▶ **SELECTED TEXT**

+-------+

Forbes has published the latest edition of its global list of billionaires, featuring 565 from the U.S., which made the country the top generator of billionaires again. Figures from the IT and finance industries took the tops spots, as has become usual, but the oil and gas industry seems to be doing well, too, with more than a dozen entries from Texas alone.

The top-100 of this year’s more than 2000-name list saw three entries from the U.S. oil and gas industry – Continental Resources’ Harold Hamm with a net worth estimated at $13 billion, at #87; and brothers Charles and David Koch, each worth $48.3 billion and sharing the number 8 spot.

Among the Texan entries, the highest place was occupied by Richard Kinder of Kinder Morgan, who ranked 194th, with his net worth up 33 percent from last year to $7.1 billion. Kinder Morgan also did pretty well in 2016, reporting a healthy increase in net profits to $721 million from $208 million in 2016.

At #261, Forbes ranked the heirs of another pipeline mogul, Dan Duncan of Enterprise Pipeline Partners. The four siblings saw their net worth rise to $5.7 billion this year, while the company their father founded reported a slight decline in net profit for 2016 at $2.553 billion, from $2.558 billion for 2015.

Ray Lee Hunt, the heir of H. L. Hunt, ranked $339th, with a net worth of $4.7 billion. Hunt is the chairman of Hunt Consolidated, which spans across industries including oil, utilities, real estate, and investment. The oil business, Hunt Oil, is among the largest private energy companies in the U.S.

Kelcy Warren, the co-founder of Energy Transfer Partners, was another entry from the pipeline industry, at #367 with a net worth of $4.3 billion. Energy Transfer Partners has been in the media spotlight recently because of its Dakota Access project, which led to months of protests. The pipeline has already started transporting oil from Bakken.

+-------+

▶ **EXERCISE AIM**
Reproduce a passage from the article on Forbes billionaires word for word, beginning at the words "The top-100 of" and stopping after "million in 2016.". Rely only on the text when doing this work.

[Labeled region entries]

+-------+

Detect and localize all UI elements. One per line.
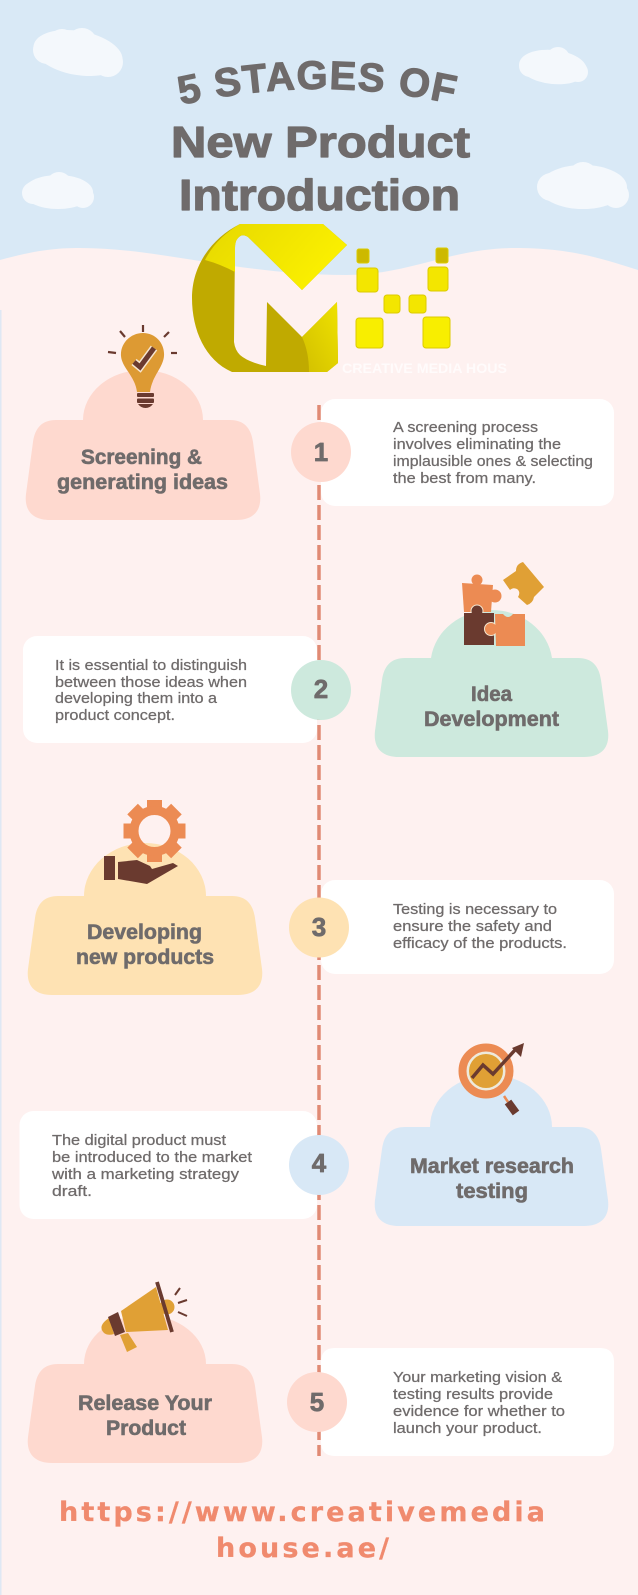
- stage 3 panel: developing new products: [28, 800, 262, 995]
- stage 3 blob: [28, 843, 262, 995]
- stage 4 number badge: [289, 1135, 349, 1195]
- stage 2 heading: Development: [424, 708, 559, 731]
- stage 3 description card: [321, 880, 614, 974]
- left edge strip: [0, 310, 2, 1595]
- stage 2 description card: It is essential to distinguish: [55, 658, 247, 674]
- stage 5 heading: Release Your: [78, 1392, 212, 1415]
- stage 5 description card: [321, 1348, 614, 1456]
- stage 2 description card: developing them into a: [55, 691, 218, 707]
- stage 5 description card: Your marketing vision &: [393, 1370, 562, 1386]
- cloud: middle left: [22, 172, 94, 209]
- stage 5 heading: [78, 1392, 212, 1440]
- website url: https://www.creativemedia: [59, 1497, 545, 1528]
- stage 2 blob: [375, 610, 608, 757]
- stage 1 description card: involves eliminating the: [393, 437, 561, 453]
- stage 5 blob: [28, 1315, 262, 1463]
- title: New Product: [171, 118, 470, 167]
- stage 4 description card: be introduced to the market: [52, 1150, 252, 1166]
- stage 2 heading: Idea: [471, 683, 512, 706]
- cloud: top right: [517, 47, 589, 87]
- stage 3 heading: [76, 921, 214, 969]
- stage 4 number badge: 4: [312, 1148, 327, 1178]
- stage 3 number badge: 3: [312, 912, 326, 942]
- stage 3 description card: Testing is necessary to: [393, 902, 557, 918]
- stage 4 description card: with a marketing strategy: [51, 1167, 240, 1183]
- icon: magnifier with rising arrow: [462, 1043, 524, 1113]
- cloud: top left: [30, 24, 126, 82]
- stage 3 description card: ensure the safety and: [393, 919, 552, 935]
- stage 1 description card: [321, 399, 614, 506]
- stage 4 panel: market research testing: [375, 1043, 608, 1226]
- title: [171, 60, 470, 220]
- stage 1 panel: screening: [26, 325, 260, 520]
- stage 1 description card: the best from many.: [393, 471, 536, 487]
- icon: megaphone: [101, 1282, 187, 1352]
- stage 1 blob: [26, 370, 260, 520]
- icon: puzzle pieces: [462, 562, 544, 646]
- stage 4 blob: [375, 1075, 608, 1226]
- stage 2 heading: [424, 683, 559, 731]
- stage 2 description card: [23, 636, 317, 743]
- title: Introduction: [179, 171, 460, 220]
- stage 1 description card: implausible ones & selecting: [393, 454, 593, 470]
- title line: 5 stages of: 5 STAGES OF: [178, 60, 458, 104]
- stage 4 heading: testing: [456, 1180, 528, 1203]
- logo wordmark: CREATIVE MEDIA HOUS: [342, 360, 507, 376]
- stage 2 description card: between those ideas when: [55, 675, 247, 691]
- puzzle piece: bottom orange: [484, 614, 525, 646]
- stage 5 panel: release your product: [28, 1282, 262, 1463]
- website url: [59, 1497, 545, 1564]
- stage 3 description card: efficacy of the products.: [393, 936, 567, 952]
- stage 1 number badge: 1: [314, 437, 328, 467]
- stage 5 description card: evidence for whether to: [393, 1404, 565, 1420]
- sky background: [0, 0, 638, 300]
- stage 5 description card: testing results provide: [393, 1387, 553, 1403]
- stage 4 description card: draft.: [52, 1184, 92, 1200]
- stage 5 description card: launch your product.: [393, 1421, 542, 1437]
- stage 1 heading: [57, 446, 228, 494]
- stage 4 heading: [410, 1155, 574, 1203]
- logo: Creative Media House: [192, 224, 507, 376]
- stage 3 heading: Developing: [87, 921, 202, 944]
- puzzle piece: yellow: [503, 562, 544, 605]
- stage 1 heading: generating ideas: [57, 471, 228, 494]
- stage 4 heading: Market research: [410, 1155, 574, 1178]
- stage 5 number badge: 5: [310, 1387, 324, 1417]
- stage 3 number badge: [289, 898, 349, 958]
- stage 5 heading: Product: [106, 1417, 186, 1440]
- puzzle piece: brown: [464, 605, 494, 645]
- icon: light bulb: [108, 325, 177, 408]
- stage 2 number badge: 2: [314, 674, 328, 704]
- dashed timeline: [317, 405, 321, 1456]
- stage 2 panel: idea development: [375, 562, 608, 757]
- stage 4 description card: The digital product must: [52, 1133, 226, 1149]
- stage 2 number badge: [291, 660, 351, 720]
- stage 4 description card: [20, 1111, 317, 1219]
- puzzle piece: top orange: [462, 574, 502, 612]
- stage 1 description card: A screening process: [393, 420, 538, 436]
- cloud: middle right: [537, 162, 629, 209]
- stage 5 number badge: [287, 1372, 347, 1432]
- stage 1 heading: Screening &: [81, 446, 202, 469]
- stage 3 heading: new products: [76, 946, 214, 969]
- stage 2 description card: product concept.: [55, 708, 175, 724]
- website url: house.ae/: [216, 1533, 389, 1564]
- icon: gear over hand: [104, 800, 186, 884]
- stage 1 number badge: [291, 422, 351, 482]
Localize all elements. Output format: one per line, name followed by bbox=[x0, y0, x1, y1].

+-------+

▶ **SOLUTION FOR THIS TASK**
The top-100 of this year’s more than 2000-name list saw three entries from the U.S. oil and gas industry – Continental Resources’ Harold Hamm with a net worth estimated at $13 billion, at #87; and brothers Charles and David Koch, each worth $48.3 billion and sharing the number 8 spot.

Among the Texan entries, the highest place was occupied by Richard Kinder of Kinder Morgan, who ranked 194th, with his net worth up 33 percent from last year to $7.1 billion. Kinder Morgan also did pretty well in 2016, reporting a healthy increase in net profits to $721 million from $208 million in 2016.